>> Begin

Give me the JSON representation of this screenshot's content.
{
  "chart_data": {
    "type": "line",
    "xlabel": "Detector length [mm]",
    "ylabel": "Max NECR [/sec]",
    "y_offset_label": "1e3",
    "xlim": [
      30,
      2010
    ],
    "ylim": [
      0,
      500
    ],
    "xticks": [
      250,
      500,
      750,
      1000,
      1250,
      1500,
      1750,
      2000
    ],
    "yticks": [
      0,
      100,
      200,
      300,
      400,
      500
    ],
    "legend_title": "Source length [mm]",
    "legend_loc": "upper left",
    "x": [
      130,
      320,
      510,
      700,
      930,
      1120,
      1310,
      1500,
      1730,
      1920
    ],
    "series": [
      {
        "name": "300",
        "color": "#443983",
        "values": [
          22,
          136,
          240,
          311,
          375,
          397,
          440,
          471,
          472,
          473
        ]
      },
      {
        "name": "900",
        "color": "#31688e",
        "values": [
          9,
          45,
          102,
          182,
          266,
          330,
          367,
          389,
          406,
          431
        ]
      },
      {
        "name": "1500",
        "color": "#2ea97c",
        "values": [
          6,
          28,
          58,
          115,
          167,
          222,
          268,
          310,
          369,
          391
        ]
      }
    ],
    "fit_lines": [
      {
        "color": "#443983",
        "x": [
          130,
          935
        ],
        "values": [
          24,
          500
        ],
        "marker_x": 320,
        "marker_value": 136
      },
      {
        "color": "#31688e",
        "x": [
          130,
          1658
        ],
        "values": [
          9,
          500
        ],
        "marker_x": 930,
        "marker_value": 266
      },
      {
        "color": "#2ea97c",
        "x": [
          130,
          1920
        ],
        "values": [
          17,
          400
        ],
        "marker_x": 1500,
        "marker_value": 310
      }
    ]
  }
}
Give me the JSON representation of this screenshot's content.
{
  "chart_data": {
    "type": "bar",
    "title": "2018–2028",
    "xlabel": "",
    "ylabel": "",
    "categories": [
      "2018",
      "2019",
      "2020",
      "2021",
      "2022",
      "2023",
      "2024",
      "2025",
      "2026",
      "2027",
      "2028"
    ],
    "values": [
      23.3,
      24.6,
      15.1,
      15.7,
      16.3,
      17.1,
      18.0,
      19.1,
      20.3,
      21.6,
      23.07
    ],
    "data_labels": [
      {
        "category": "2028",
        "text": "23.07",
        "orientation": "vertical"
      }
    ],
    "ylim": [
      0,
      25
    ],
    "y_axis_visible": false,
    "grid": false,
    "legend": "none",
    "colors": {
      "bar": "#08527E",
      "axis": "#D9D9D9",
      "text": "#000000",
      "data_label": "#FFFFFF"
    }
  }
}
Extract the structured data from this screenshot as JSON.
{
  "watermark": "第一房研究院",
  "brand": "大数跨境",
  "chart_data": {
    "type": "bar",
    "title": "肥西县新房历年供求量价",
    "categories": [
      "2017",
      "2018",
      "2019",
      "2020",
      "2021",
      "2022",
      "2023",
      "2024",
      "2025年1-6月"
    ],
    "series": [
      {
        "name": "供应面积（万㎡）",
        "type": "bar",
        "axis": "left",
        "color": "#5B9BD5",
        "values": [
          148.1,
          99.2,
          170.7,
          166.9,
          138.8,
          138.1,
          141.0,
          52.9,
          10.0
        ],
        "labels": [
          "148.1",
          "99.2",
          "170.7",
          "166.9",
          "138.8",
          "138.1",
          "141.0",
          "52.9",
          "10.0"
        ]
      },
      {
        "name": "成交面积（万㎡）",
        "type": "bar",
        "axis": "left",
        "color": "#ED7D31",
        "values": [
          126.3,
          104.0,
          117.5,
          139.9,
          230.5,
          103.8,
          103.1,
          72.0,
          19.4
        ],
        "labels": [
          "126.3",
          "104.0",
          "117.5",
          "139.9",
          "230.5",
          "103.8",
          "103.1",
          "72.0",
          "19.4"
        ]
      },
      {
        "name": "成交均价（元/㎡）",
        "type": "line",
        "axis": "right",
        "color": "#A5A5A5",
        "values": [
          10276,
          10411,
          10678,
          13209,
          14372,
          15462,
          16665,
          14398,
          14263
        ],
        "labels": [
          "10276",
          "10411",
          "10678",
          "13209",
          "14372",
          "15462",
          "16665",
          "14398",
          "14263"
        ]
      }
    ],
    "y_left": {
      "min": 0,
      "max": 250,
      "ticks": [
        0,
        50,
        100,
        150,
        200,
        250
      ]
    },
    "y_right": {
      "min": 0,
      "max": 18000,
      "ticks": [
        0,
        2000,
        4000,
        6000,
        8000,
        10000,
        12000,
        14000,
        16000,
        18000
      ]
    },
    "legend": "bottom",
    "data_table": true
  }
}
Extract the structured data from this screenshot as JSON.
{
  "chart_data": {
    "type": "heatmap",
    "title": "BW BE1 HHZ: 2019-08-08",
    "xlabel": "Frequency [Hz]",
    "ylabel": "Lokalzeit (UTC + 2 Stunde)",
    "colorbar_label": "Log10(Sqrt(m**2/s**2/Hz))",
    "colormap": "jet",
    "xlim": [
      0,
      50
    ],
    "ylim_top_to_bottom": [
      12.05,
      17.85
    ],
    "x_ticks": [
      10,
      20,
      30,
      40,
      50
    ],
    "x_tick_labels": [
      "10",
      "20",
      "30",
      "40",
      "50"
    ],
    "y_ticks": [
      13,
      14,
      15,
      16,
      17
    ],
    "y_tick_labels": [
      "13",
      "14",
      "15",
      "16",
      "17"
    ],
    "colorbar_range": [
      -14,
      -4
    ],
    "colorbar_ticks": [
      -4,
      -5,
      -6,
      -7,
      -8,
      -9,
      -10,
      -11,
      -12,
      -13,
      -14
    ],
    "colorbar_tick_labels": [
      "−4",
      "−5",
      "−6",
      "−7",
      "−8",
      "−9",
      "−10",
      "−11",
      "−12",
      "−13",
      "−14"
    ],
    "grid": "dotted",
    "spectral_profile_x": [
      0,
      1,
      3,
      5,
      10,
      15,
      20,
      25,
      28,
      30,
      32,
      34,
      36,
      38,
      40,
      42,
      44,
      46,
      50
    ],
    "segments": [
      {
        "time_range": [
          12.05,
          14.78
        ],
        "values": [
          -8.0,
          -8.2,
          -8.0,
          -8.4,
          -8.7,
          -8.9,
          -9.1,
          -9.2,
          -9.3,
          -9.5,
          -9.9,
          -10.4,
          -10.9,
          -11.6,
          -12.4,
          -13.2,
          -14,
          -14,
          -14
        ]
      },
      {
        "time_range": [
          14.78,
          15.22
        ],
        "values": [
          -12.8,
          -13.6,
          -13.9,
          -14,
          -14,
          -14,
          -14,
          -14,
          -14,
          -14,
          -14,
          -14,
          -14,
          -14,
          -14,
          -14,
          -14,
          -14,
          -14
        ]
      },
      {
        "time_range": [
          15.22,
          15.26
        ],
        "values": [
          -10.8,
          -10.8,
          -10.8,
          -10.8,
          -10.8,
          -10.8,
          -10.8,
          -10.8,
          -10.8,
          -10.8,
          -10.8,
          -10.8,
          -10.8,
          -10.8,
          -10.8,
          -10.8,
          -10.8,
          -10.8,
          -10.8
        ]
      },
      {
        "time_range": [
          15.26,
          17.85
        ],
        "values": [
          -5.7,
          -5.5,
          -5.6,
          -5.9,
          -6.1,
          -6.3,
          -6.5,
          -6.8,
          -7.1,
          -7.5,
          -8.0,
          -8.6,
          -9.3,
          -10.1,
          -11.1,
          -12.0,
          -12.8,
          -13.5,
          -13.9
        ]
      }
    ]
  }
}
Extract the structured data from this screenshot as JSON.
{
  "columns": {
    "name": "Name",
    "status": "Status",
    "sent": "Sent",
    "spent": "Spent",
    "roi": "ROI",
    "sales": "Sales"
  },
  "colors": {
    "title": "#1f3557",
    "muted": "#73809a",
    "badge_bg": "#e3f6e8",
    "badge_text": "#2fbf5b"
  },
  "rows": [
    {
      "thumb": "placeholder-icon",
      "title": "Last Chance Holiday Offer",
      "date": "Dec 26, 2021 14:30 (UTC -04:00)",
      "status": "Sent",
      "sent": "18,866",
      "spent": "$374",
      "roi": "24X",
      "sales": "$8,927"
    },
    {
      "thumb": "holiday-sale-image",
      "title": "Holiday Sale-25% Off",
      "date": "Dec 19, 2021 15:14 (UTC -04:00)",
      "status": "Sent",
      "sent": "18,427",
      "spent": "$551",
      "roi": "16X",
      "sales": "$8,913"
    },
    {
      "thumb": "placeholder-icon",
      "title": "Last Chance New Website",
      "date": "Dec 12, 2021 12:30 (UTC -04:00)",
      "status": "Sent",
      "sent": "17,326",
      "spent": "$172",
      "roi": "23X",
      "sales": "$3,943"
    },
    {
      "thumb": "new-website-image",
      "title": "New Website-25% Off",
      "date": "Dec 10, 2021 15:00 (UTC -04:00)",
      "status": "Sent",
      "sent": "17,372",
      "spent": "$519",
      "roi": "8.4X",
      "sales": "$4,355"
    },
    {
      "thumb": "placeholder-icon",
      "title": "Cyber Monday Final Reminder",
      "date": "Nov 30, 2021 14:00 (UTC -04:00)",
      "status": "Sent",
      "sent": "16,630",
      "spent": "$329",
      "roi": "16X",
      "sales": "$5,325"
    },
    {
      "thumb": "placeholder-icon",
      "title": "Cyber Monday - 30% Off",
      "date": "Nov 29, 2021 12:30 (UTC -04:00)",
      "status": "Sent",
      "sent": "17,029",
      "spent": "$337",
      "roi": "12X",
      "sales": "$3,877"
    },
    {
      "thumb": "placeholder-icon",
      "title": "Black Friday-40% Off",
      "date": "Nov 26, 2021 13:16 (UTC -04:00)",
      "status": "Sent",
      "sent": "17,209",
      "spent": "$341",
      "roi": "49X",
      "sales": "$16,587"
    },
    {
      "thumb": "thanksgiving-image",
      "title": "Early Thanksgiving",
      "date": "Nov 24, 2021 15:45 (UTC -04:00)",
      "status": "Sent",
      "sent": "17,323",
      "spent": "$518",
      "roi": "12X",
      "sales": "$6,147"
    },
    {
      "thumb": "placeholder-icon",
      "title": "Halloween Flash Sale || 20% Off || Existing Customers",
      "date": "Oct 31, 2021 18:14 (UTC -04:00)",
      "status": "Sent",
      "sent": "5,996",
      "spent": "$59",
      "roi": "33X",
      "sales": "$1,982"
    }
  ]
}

>> End

> _Directive_
Only lines with the word "Last" are wanted, so copy each one from the records.

> _Exercise solution_
      "title": "Last Chance Holiday Offer",
      "title": "Last Chance New Website",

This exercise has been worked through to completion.